* [PROBLEM STATEMENT] Pick out each line in these entries that contains the string "provide".
------ SUPPLIED DATA ------
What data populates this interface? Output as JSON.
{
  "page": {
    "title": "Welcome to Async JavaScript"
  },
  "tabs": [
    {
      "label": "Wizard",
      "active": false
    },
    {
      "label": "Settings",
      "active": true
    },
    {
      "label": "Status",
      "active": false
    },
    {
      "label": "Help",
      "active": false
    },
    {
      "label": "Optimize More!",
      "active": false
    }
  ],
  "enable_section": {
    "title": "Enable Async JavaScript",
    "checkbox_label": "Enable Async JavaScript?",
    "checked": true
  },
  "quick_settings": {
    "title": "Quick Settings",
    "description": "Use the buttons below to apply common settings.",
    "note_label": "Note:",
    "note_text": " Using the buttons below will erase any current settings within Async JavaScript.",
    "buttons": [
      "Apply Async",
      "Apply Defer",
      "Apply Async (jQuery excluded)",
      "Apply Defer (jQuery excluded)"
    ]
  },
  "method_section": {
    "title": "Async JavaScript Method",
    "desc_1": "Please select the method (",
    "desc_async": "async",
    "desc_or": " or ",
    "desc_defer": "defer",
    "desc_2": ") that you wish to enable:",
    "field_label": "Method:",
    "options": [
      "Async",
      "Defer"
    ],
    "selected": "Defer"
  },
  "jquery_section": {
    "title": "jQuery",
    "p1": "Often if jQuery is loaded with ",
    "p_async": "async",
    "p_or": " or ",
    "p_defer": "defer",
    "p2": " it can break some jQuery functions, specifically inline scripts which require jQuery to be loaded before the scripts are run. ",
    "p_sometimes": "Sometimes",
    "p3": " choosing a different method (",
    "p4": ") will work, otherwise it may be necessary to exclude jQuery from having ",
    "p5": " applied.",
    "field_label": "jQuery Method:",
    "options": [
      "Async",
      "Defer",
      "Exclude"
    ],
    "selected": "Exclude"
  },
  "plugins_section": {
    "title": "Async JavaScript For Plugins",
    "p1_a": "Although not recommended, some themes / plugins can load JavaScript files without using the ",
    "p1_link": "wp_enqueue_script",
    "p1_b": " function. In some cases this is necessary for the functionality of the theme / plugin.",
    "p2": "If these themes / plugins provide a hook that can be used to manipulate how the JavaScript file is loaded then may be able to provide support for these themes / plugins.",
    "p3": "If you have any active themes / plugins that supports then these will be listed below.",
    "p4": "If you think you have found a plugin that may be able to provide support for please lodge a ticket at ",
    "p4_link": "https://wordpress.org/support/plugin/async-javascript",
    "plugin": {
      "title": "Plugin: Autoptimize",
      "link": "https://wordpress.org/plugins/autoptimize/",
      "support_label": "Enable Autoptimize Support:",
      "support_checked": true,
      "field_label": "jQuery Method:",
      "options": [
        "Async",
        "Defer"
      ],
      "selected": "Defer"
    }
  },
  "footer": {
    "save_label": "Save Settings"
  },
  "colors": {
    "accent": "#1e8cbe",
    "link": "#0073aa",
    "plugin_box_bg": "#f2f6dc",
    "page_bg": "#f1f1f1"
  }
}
------
* [COMPLETED EXERCISE]
    "p2": "If these themes / plugins provide a hook that can be used to manipulate how the JavaScript file is loaded then may be able to provide support for these themes / plugins.",
    "p4": "If you think you have found a plugin that may be able to provide support for please lodge a ticket at ",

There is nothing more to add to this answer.